WRITTEN INSTRUCTION: Reproduce the listing below word for word, with no pictures.

####################

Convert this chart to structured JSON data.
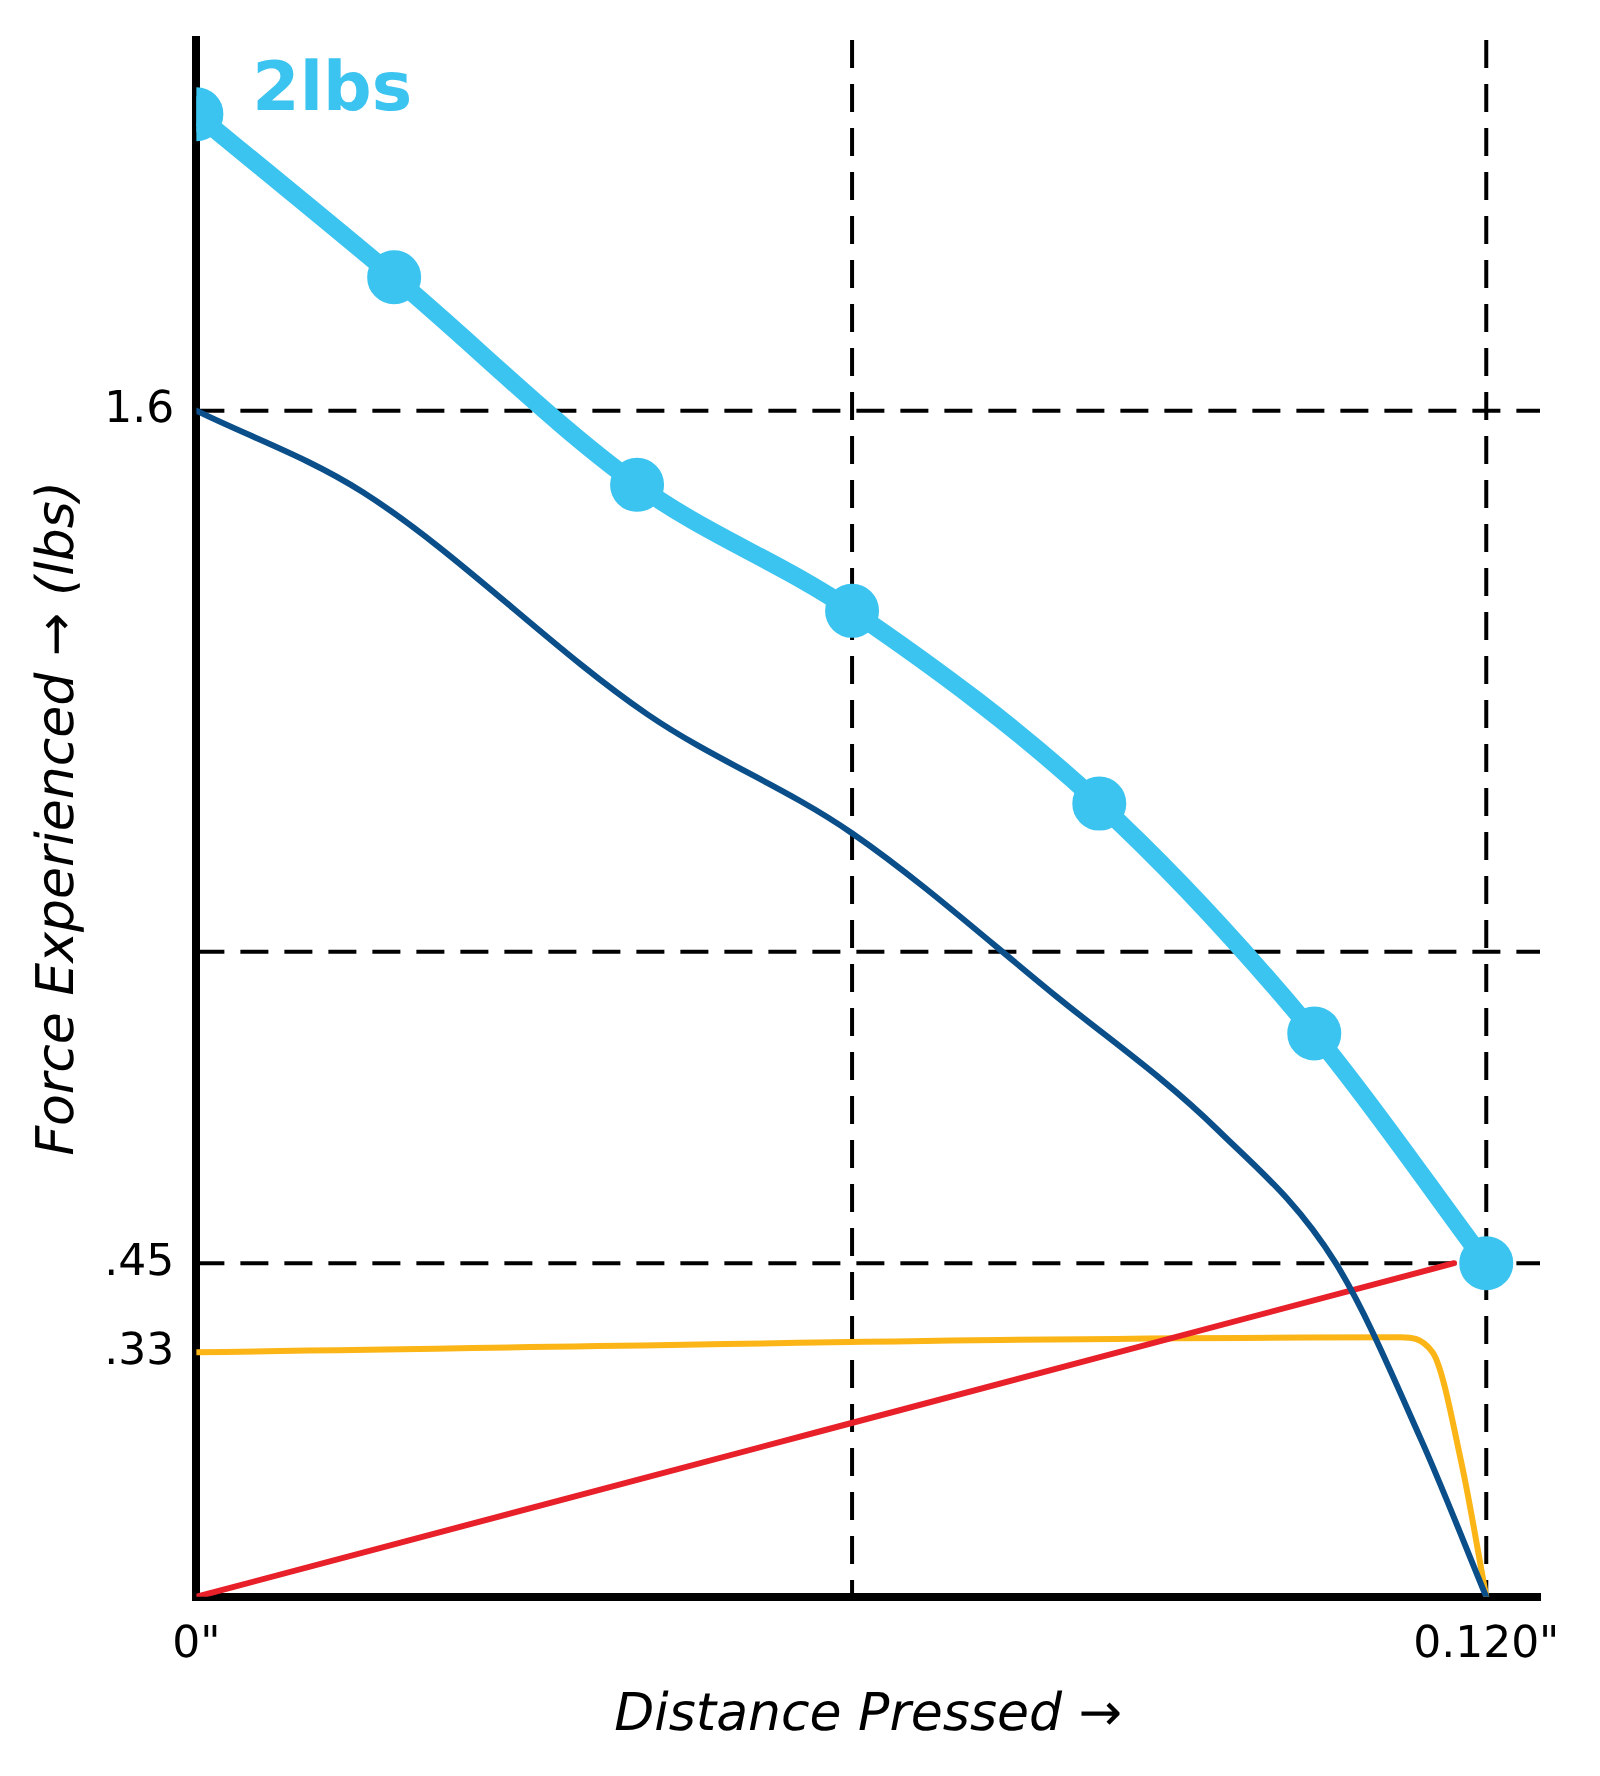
{
  "chart_data": {
    "type": "line",
    "xlabel": "Distance Pressed →",
    "ylabel": "Force Experienced → (lbs)",
    "xlim": [
      0,
      0.125
    ],
    "xticks": [
      {
        "value": 0,
        "label": "0\""
      },
      {
        "value": 0.12,
        "label": "0.120\""
      }
    ],
    "ylim": [
      0,
      2.1
    ],
    "yticks": [
      {
        "value": 0.33,
        "label": ".33"
      },
      {
        "value": 0.45,
        "label": ".45"
      },
      {
        "value": 1.6,
        "label": "1.6"
      }
    ],
    "grid": false,
    "legend": false,
    "series": [
      {
        "color": "#3cc4f0",
        "marker": "circle",
        "x": [
          0,
          0.0184,
          0.041,
          0.061,
          0.084,
          0.104,
          0.12
        ],
        "values": [
          2.0,
          1.78,
          1.5,
          1.33,
          1.07,
          0.76,
          0.45
        ]
      },
      {
        "color": "#0b4f8a",
        "marker": "none",
        "x": [
          0,
          0.0155,
          0.042,
          0.061,
          0.08,
          0.095,
          0.106,
          0.114,
          0.12
        ],
        "values": [
          1.6,
          1.49,
          1.19,
          1.03,
          0.81,
          0.63,
          0.45,
          0.21,
          0
        ]
      },
      {
        "color": "#e8202a",
        "marker": "none",
        "x": [
          0,
          0.117
        ],
        "values": [
          0,
          0.45
        ]
      },
      {
        "color": "#fbb516",
        "marker": "none",
        "x": [
          0,
          0.112,
          0.115,
          0.1177,
          0.12
        ],
        "values": [
          0.33,
          0.35,
          0.33,
          0.18,
          0
        ]
      }
    ],
    "ref_lines": [
      {
        "axis": "y",
        "value": 1.6,
        "line_style": "dashed"
      },
      {
        "axis": "y",
        "value": 0.87,
        "line_style": "dashed"
      },
      {
        "axis": "y",
        "value": 0.45,
        "line_style": "dashed"
      },
      {
        "axis": "x",
        "value": 0.061,
        "line_style": "dashed"
      },
      {
        "axis": "x",
        "value": 0.12,
        "line_style": "dashed"
      }
    ],
    "annotations": [
      {
        "text": "2lbs",
        "x": 0,
        "y": 2.0
      }
    ]
  }
}
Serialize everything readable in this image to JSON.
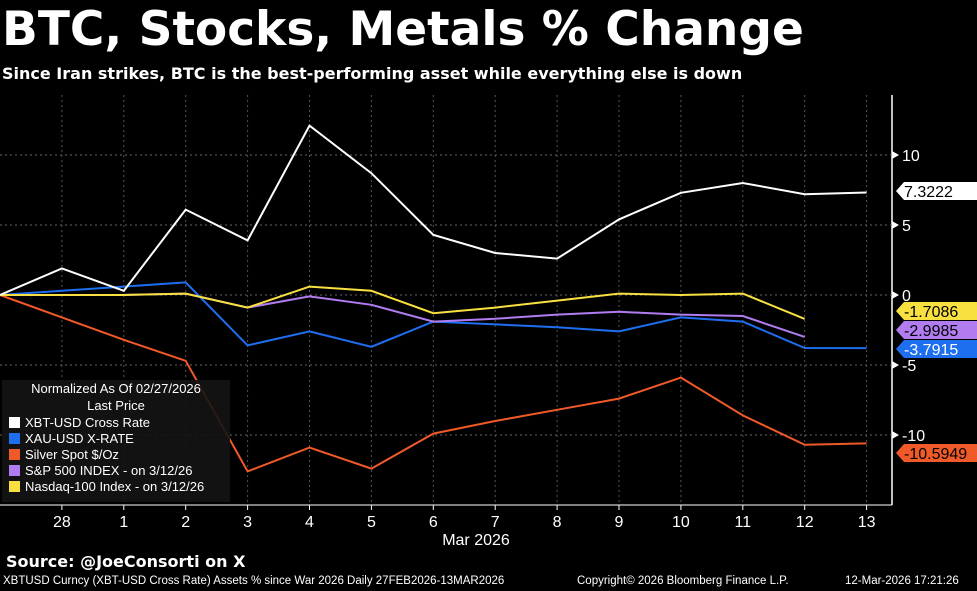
{
  "title": "BTC, Stocks, Metals % Change",
  "subtitle": "Since Iran strikes, BTC is the best-performing asset while everything else is down",
  "source": "Source: @JoeConsorti on X",
  "footer": {
    "left": "XBTUSD Curncy (XBT-USD Cross Rate) Assets % since War 2026 Daily 27FEB2026-13MAR2026",
    "copyright": "Copyright© 2026 Bloomberg Finance L.P.",
    "timestamp": "12-Mar-2026 17:21:26"
  },
  "legend": {
    "header1": "Normalized As Of 02/27/2026",
    "header2": "Last Price"
  },
  "chart_data": {
    "type": "line",
    "x": [
      "27",
      "28",
      "1",
      "2",
      "3",
      "4",
      "5",
      "6",
      "7",
      "8",
      "9",
      "10",
      "11",
      "12",
      "13"
    ],
    "x_tick_labels": [
      "28",
      "1",
      "2",
      "3",
      "4",
      "5",
      "6",
      "7",
      "8",
      "9",
      "10",
      "11",
      "12",
      "13"
    ],
    "xlabel": "Mar 2026",
    "ylim": [
      -15,
      13
    ],
    "y_ticks": [
      10,
      5,
      0,
      -5,
      -10
    ],
    "grid": true,
    "legend_position": "bottom-left",
    "series": [
      {
        "name": "XBT-USD Cross Rate",
        "color": "#ffffff",
        "last_label": "7.3222",
        "values": [
          0,
          1.9,
          0.3,
          6.1,
          3.9,
          12.1,
          8.7,
          4.3,
          3.0,
          2.6,
          5.4,
          7.3,
          8.0,
          7.2,
          7.3222
        ]
      },
      {
        "name": "XAU-USD X-RATE",
        "color": "#1e6ff0",
        "last_label": "-3.7915",
        "values": [
          0,
          0.3,
          0.6,
          0.9,
          -3.6,
          -2.6,
          -3.7,
          -1.9,
          -2.1,
          -2.3,
          -2.6,
          -1.6,
          -1.9,
          -3.79,
          -3.7915
        ]
      },
      {
        "name": "Silver Spot $/Oz",
        "color": "#f05a28",
        "last_label": "-10.5949",
        "values": [
          0,
          -1.6,
          -3.2,
          -4.7,
          -12.6,
          -10.9,
          -12.4,
          -9.9,
          -9.0,
          -8.2,
          -7.4,
          -5.9,
          -8.6,
          -10.7,
          -10.5949
        ]
      },
      {
        "name": "S&P 500 INDEX -  on 3/12/26",
        "color": "#b07cf0",
        "last_label": "-2.9985",
        "values": [
          0,
          0,
          0,
          0.1,
          -0.9,
          -0.1,
          -0.7,
          -1.9,
          -1.7,
          -1.4,
          -1.2,
          -1.4,
          -1.5,
          -2.9985,
          null
        ]
      },
      {
        "name": "Nasdaq-100 Index -  on 3/12/26",
        "color": "#f8e040",
        "last_label": "-1.7086",
        "values": [
          0,
          0,
          0,
          0.1,
          -0.9,
          0.6,
          0.3,
          -1.3,
          -0.9,
          -0.4,
          0.1,
          0.0,
          0.1,
          -1.7086,
          null
        ]
      }
    ]
  }
}
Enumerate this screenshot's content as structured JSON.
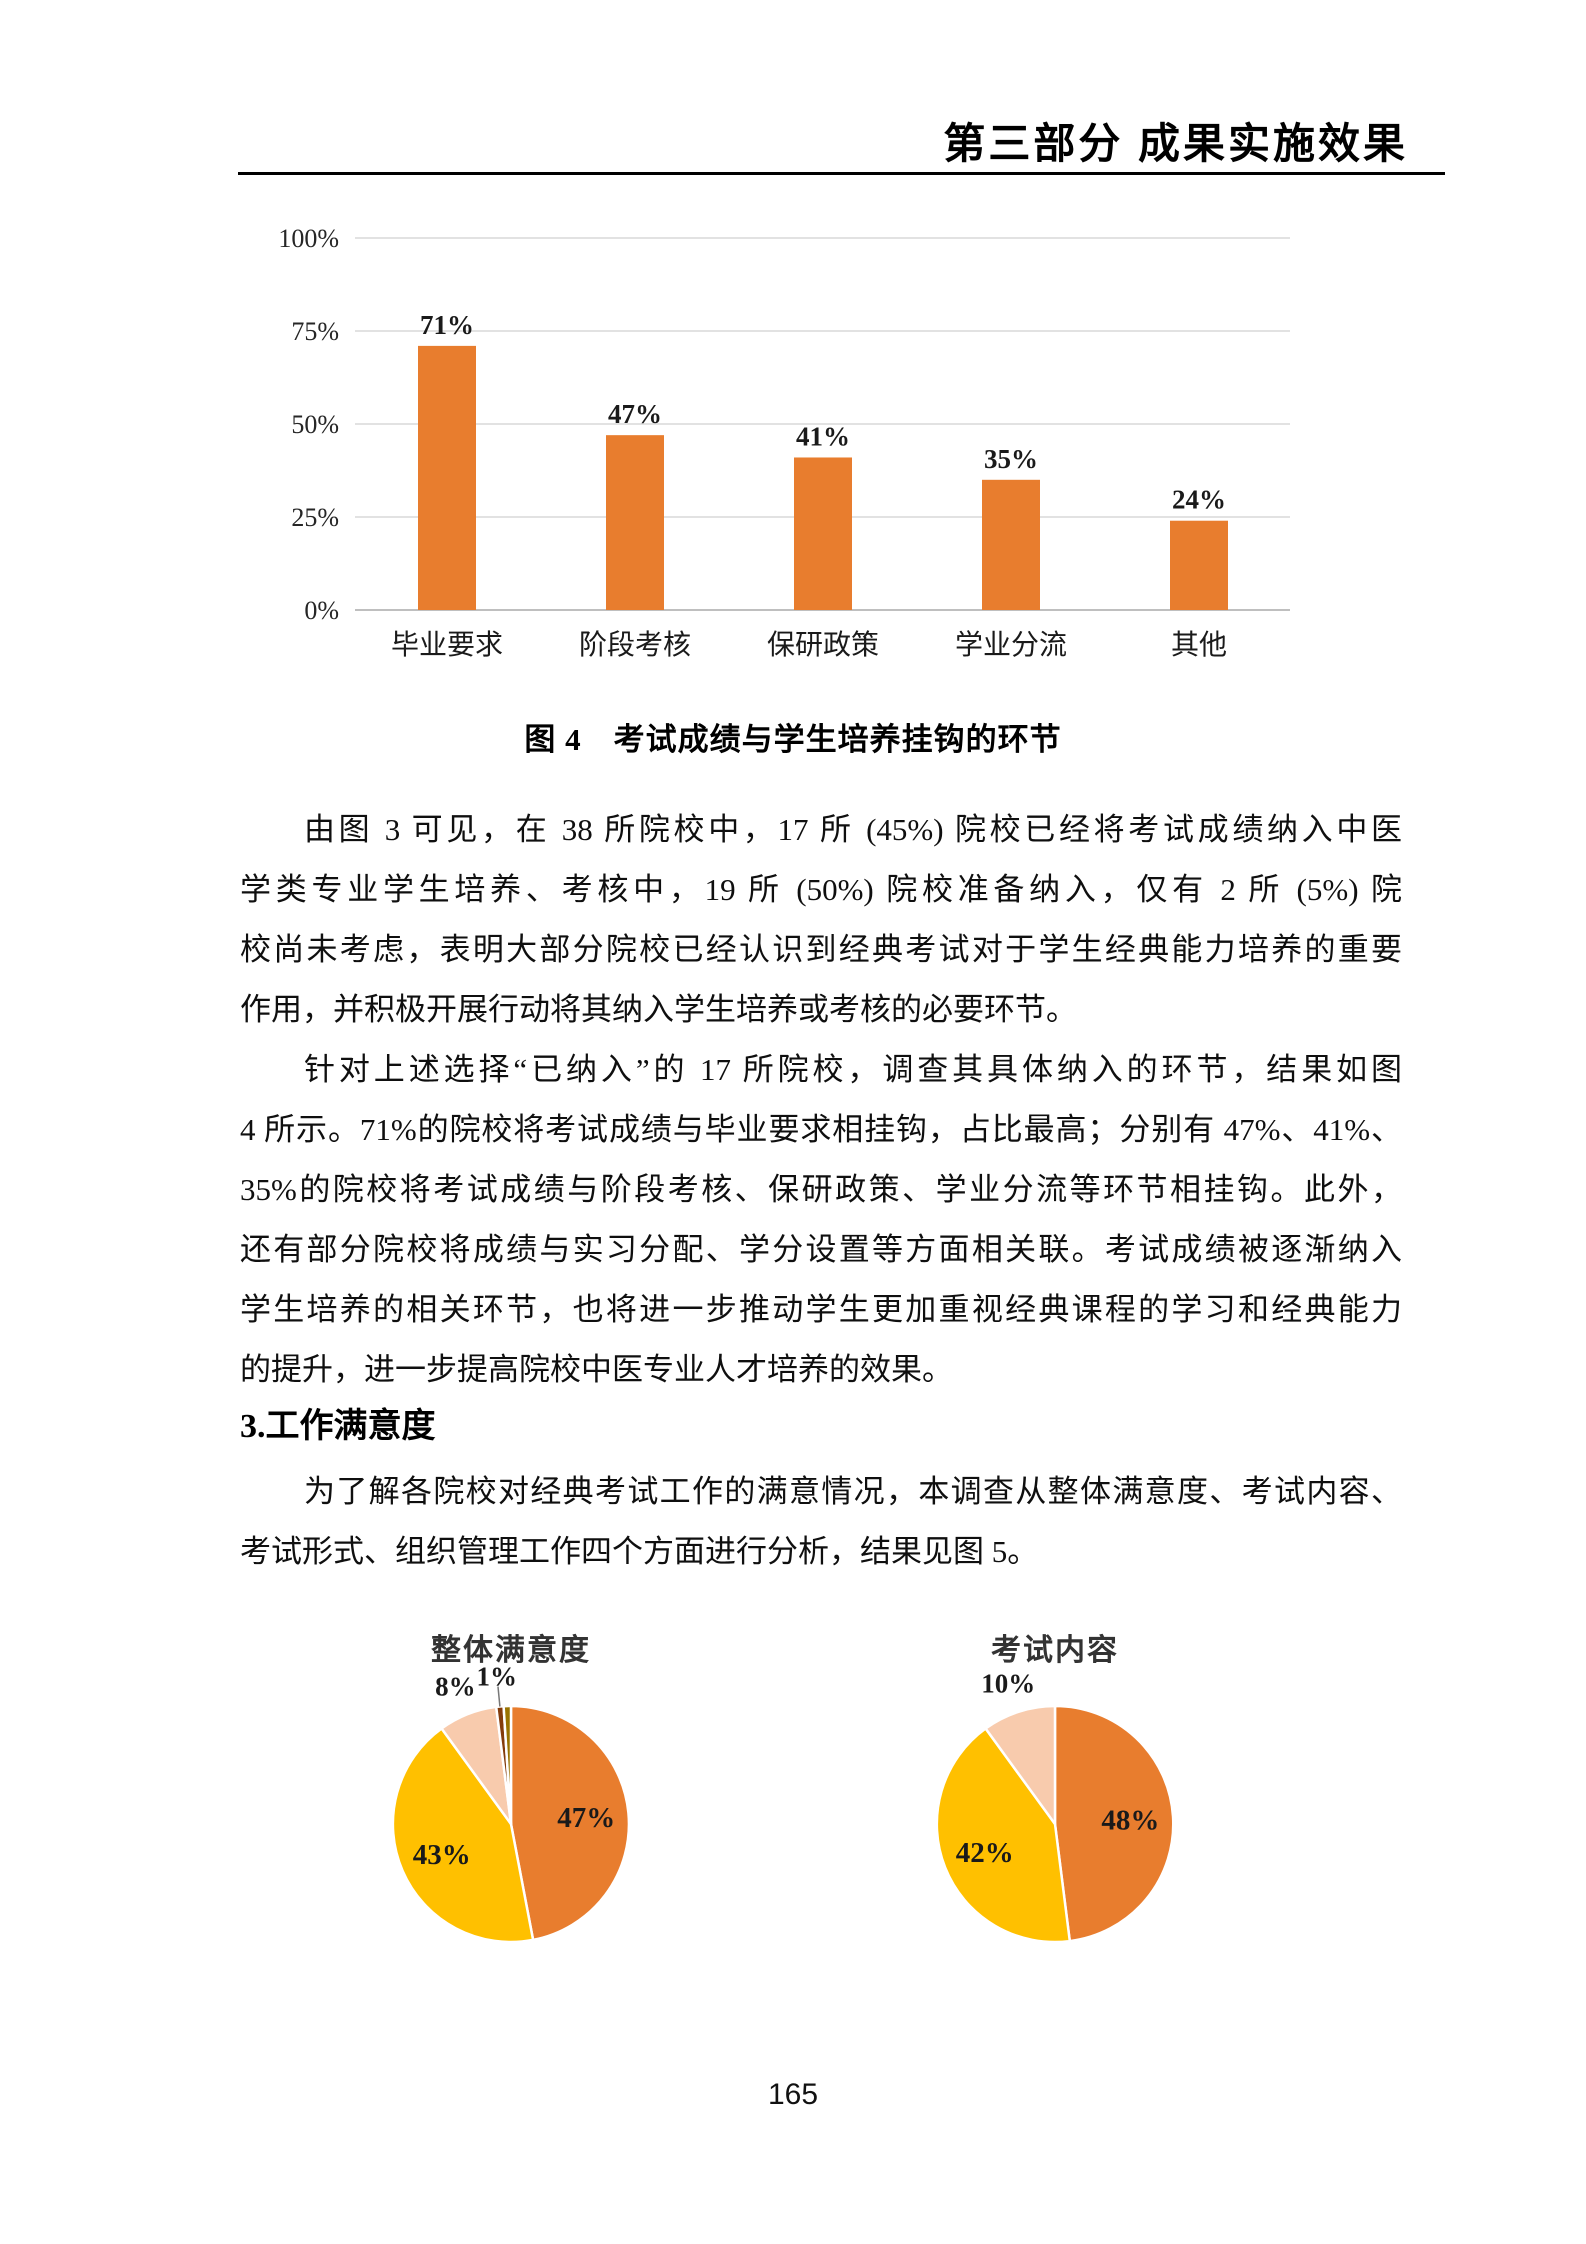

####################

OUTPUT OF THE EXERCISE:
Convert this chart to structured JSON data.
{
  "chart_data": {
    "type": "line",
    "xlabel": "Distance Pressed →",
    "ylabel": "Force Experienced → (lbs)",
    "xlim": [
      0,
      0.125
    ],
    "xticks": [
      {
        "value": 0,
        "label": "0\""
      },
      {
        "value": 0.12,
        "label": "0.120\""
      }
    ],
    "ylim": [
      0,
      2.1
    ],
    "yticks": [
      {
        "value": 0.33,
        "label": ".33"
      },
      {
        "value": 0.45,
        "label": ".45"
      },
      {
        "value": 1.6,
        "label": "1.6"
      }
    ],
    "grid": false,
    "legend": false,
    "series": [
      {
        "color": "#3cc4f0",
        "marker": "circle",
        "x": [
          0,
          0.0184,
          0.041,
          0.061,
          0.084,
          0.104,
          0.12
        ],
        "values": [
          2.0,
          1.78,
          1.5,
          1.33,
          1.07,
          0.76,
          0.45
        ]
      },
      {
        "color": "#0b4f8a",
        "marker": "none",
        "x": [
          0,
          0.0155,
          0.042,
          0.061,
          0.08,
          0.095,
          0.106,
          0.114,
          0.12
        ],
        "values": [
          1.6,
          1.49,
          1.19,
          1.03,
          0.81,
          0.63,
          0.45,
          0.21,
          0
        ]
      },
      {
        "color": "#e8202a",
        "marker": "none",
        "x": [
          0,
          0.117
        ],
        "values": [
          0,
          0.45
        ]
      },
      {
        "color": "#fbb516",
        "marker": "none",
        "x": [
          0,
          0.112,
          0.115,
          0.1177,
          0.12
        ],
        "values": [
          0.33,
          0.35,
          0.33,
          0.18,
          0
        ]
      }
    ],
    "ref_lines": [
      {
        "axis": "y",
        "value": 1.6,
        "line_style": "dashed"
      },
      {
        "axis": "y",
        "value": 0.87,
        "line_style": "dashed"
      },
      {
        "axis": "y",
        "value": 0.45,
        "line_style": "dashed"
      },
      {
        "axis": "x",
        "value": 0.061,
        "line_style": "dashed"
      },
      {
        "axis": "x",
        "value": 0.12,
        "line_style": "dashed"
      }
    ],
    "annotations": [
      {
        "text": "2lbs",
        "x": 0,
        "y": 2.0
      }
    ]
  }
}
Serialize everything readable in this image to JSON.
{
  "title": "BTC, Stocks, Metals % Change",
  "subtitle": "Since Iran strikes, BTC is the best-performing asset while everything else is down",
  "source": "Source: @JoeConsorti on X",
  "footer": {
    "left": "XBTUSD Curncy (XBT-USD Cross Rate) Assets % since War 2026 Daily 27FEB2026-13MAR2026",
    "copyright": "Copyright© 2026 Bloomberg Finance L.P.",
    "timestamp": "12-Mar-2026 17:21:26"
  },
  "legend": {
    "header1": "Normalized As Of 02/27/2026",
    "header2": "Last Price"
  },
  "chart_data": {
    "type": "line",
    "x": [
      "27",
      "28",
      "1",
      "2",
      "3",
      "4",
      "5",
      "6",
      "7",
      "8",
      "9",
      "10",
      "11",
      "12",
      "13"
    ],
    "x_tick_labels": [
      "28",
      "1",
      "2",
      "3",
      "4",
      "5",
      "6",
      "7",
      "8",
      "9",
      "10",
      "11",
      "12",
      "13"
    ],
    "xlabel": "Mar 2026",
    "ylim": [
      -15,
      13
    ],
    "y_ticks": [
      10,
      5,
      0,
      -5,
      -10
    ],
    "grid": true,
    "legend_position": "bottom-left",
    "series": [
      {
        "name": "XBT-USD Cross Rate",
        "color": "#ffffff",
        "last_label": "7.3222",
        "values": [
          0,
          1.9,
          0.3,
          6.1,
          3.9,
          12.1,
          8.7,
          4.3,
          3.0,
          2.6,
          5.4,
          7.3,
          8.0,
          7.2,
          7.3222
        ]
      },
      {
        "name": "XAU-USD X-RATE",
        "color": "#1e6ff0",
        "last_label": "-3.7915",
        "values": [
          0,
          0.3,
          0.6,
          0.9,
          -3.6,
          -2.6,
          -3.7,
          -1.9,
          -2.1,
          -2.3,
          -2.6,
          -1.6,
          -1.9,
          -3.79,
          -3.7915
        ]
      },
      {
        "name": "Silver Spot $/Oz",
        "color": "#f05a28",
        "last_label": "-10.5949",
        "values": [
          0,
          -1.6,
          -3.2,
          -4.7,
          -12.6,
          -10.9,
          -12.4,
          -9.9,
          -9.0,
          -8.2,
          -7.4,
          -5.9,
          -8.6,
          -10.7,
          -10.5949
        ]
      },
      {
        "name": "S&P 500 INDEX -  on 3/12/26",
        "color": "#b07cf0",
        "last_label": "-2.9985",
        "values": [
          0,
          0,
          0,
          0.1,
          -0.9,
          -0.1,
          -0.7,
          -1.9,
          -1.7,
          -1.4,
          -1.2,
          -1.4,
          -1.5,
          -2.9985,
          null
        ]
      },
      {
        "name": "Nasdaq-100 Index -  on 3/12/26",
        "color": "#f8e040",
        "last_label": "-1.7086",
        "values": [
          0,
          0,
          0,
          0.1,
          -0.9,
          0.6,
          0.3,
          -1.3,
          -0.9,
          -0.4,
          0.1,
          0.0,
          0.1,
          -1.7086,
          null
        ]
      }
    ]
  }
}
Enumerate this screenshot's content as structured JSON.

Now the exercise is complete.